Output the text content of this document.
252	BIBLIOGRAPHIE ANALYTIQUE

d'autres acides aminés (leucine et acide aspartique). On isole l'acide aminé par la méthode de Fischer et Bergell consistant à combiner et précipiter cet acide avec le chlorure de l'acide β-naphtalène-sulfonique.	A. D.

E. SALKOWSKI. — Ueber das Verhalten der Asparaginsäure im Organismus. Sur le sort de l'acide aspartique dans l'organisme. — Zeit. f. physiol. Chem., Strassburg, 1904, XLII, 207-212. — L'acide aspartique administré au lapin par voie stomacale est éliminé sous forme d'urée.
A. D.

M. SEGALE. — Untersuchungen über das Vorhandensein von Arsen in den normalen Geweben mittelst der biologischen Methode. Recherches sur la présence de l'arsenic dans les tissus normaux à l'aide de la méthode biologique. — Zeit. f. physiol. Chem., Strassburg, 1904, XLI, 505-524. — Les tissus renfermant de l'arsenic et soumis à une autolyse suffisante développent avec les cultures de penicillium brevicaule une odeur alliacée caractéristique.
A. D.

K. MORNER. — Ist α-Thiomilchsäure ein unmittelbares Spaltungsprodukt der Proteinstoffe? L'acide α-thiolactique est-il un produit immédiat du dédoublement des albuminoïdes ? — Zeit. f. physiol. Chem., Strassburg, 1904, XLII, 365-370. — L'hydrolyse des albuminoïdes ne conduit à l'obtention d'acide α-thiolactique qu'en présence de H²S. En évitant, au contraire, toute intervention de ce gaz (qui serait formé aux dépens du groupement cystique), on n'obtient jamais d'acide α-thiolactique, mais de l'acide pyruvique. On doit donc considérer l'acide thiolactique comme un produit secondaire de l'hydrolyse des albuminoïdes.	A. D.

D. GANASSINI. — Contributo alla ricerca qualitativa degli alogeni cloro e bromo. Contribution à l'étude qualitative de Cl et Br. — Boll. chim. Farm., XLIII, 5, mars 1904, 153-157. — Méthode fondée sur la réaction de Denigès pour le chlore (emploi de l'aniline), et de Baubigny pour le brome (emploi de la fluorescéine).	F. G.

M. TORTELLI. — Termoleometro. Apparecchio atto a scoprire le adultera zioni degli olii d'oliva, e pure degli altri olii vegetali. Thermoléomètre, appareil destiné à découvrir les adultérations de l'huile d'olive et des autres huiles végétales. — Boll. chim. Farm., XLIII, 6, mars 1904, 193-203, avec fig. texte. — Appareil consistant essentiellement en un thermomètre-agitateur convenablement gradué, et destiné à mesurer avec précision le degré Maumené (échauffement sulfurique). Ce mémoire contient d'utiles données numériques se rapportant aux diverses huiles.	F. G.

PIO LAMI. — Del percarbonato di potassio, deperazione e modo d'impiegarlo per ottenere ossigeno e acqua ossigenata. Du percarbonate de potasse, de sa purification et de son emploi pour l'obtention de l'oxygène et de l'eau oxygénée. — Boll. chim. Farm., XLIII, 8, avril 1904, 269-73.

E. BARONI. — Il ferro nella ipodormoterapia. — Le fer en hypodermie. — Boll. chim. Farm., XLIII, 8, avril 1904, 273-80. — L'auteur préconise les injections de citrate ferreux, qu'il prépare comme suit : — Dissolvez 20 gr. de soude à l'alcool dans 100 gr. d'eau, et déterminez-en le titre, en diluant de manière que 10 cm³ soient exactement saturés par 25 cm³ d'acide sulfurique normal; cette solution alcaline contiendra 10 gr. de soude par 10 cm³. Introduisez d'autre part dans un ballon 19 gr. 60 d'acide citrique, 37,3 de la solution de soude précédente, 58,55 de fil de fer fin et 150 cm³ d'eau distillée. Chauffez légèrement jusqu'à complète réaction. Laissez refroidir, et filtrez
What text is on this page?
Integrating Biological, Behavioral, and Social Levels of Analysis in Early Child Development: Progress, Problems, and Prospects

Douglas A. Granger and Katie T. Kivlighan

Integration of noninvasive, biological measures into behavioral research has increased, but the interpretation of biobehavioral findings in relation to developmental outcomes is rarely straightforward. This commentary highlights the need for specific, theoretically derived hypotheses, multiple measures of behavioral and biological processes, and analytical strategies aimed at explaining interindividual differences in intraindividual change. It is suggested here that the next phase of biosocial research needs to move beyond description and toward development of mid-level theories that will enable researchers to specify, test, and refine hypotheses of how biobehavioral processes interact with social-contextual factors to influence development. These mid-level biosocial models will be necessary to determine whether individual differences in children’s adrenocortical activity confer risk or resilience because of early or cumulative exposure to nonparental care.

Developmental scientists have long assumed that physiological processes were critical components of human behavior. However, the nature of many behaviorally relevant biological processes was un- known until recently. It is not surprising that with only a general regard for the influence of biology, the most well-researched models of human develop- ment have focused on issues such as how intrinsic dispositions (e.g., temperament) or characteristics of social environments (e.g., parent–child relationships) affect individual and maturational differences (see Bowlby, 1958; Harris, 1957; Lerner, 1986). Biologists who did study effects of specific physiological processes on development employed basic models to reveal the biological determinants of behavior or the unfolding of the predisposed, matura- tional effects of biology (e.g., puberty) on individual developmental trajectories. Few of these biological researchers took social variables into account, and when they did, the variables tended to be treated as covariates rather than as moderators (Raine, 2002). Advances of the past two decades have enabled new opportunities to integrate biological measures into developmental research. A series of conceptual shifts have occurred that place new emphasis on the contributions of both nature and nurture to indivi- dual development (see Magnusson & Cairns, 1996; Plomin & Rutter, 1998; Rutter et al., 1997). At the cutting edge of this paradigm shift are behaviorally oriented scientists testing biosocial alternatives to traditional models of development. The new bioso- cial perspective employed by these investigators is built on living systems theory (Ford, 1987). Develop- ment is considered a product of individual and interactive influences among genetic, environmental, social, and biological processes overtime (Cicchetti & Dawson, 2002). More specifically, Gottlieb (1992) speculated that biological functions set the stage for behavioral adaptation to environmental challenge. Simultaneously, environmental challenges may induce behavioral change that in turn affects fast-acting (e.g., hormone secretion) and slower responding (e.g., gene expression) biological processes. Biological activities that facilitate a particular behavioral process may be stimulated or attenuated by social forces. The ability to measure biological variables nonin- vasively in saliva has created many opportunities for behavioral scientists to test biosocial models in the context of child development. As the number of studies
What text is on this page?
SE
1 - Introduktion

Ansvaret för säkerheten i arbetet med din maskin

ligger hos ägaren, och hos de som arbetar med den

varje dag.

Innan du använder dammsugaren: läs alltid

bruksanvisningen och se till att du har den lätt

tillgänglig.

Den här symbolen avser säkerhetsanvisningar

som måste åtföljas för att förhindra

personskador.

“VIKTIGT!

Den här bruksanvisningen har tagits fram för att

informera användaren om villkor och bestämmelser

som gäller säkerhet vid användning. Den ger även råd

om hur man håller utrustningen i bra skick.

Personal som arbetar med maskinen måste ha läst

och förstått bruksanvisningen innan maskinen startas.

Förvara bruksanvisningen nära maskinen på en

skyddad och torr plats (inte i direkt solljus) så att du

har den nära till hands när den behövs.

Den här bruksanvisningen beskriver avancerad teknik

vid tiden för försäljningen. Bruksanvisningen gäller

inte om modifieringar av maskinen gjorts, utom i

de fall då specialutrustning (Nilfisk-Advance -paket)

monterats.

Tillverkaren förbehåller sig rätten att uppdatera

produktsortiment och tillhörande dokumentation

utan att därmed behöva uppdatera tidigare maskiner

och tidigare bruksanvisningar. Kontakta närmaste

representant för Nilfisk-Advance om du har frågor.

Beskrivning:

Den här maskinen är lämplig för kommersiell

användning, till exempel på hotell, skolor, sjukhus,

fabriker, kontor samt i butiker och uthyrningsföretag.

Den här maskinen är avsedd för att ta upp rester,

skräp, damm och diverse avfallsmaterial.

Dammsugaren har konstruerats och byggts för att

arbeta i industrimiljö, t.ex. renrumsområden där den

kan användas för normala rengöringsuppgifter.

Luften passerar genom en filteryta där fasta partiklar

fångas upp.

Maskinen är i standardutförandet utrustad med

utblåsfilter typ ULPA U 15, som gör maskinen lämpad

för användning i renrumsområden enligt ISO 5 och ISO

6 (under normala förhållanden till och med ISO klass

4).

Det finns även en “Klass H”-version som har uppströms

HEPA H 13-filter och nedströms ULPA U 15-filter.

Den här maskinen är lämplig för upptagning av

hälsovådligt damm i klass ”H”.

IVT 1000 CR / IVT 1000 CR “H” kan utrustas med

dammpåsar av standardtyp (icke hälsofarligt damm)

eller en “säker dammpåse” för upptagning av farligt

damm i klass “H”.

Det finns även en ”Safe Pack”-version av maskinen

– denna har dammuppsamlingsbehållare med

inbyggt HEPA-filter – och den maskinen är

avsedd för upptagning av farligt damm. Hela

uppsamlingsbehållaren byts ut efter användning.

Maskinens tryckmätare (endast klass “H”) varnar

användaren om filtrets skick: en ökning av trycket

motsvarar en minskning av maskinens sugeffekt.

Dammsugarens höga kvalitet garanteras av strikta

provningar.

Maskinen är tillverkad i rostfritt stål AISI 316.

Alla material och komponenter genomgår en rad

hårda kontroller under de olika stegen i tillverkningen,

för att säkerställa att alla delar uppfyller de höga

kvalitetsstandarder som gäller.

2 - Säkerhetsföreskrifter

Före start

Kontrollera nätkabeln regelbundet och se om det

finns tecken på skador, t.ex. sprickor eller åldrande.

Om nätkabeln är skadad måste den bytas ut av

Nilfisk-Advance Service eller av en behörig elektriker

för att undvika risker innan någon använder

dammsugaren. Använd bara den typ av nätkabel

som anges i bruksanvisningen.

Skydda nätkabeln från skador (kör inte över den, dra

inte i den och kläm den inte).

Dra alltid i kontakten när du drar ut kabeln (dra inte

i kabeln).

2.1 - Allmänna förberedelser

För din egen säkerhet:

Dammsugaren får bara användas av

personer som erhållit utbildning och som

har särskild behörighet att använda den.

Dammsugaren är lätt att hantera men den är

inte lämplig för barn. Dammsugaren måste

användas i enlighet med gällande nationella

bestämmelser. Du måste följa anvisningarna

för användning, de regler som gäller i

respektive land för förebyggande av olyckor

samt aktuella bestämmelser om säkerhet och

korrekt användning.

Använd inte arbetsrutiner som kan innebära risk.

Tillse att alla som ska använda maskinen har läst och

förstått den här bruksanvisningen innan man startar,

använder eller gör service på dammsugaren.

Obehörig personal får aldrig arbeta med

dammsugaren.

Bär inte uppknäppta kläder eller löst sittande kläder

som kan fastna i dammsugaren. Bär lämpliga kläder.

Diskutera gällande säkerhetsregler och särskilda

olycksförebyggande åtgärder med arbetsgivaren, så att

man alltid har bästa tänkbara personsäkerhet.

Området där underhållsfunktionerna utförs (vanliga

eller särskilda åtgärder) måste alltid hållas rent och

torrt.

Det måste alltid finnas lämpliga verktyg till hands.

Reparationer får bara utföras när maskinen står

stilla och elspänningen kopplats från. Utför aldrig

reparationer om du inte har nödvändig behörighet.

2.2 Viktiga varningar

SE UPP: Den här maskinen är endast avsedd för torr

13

▶ [ACTIVITY] Using the listing above, pull out all lines that hold the word "Nilfisk".

▶ [FINISHED EXERCISE]
de fall då specialutrustning (Nilfisk-Advance -paket)
representant för Nilfisk-Advance om du har frågor.
Nilfisk-Advance Service eller av en behörig elektriker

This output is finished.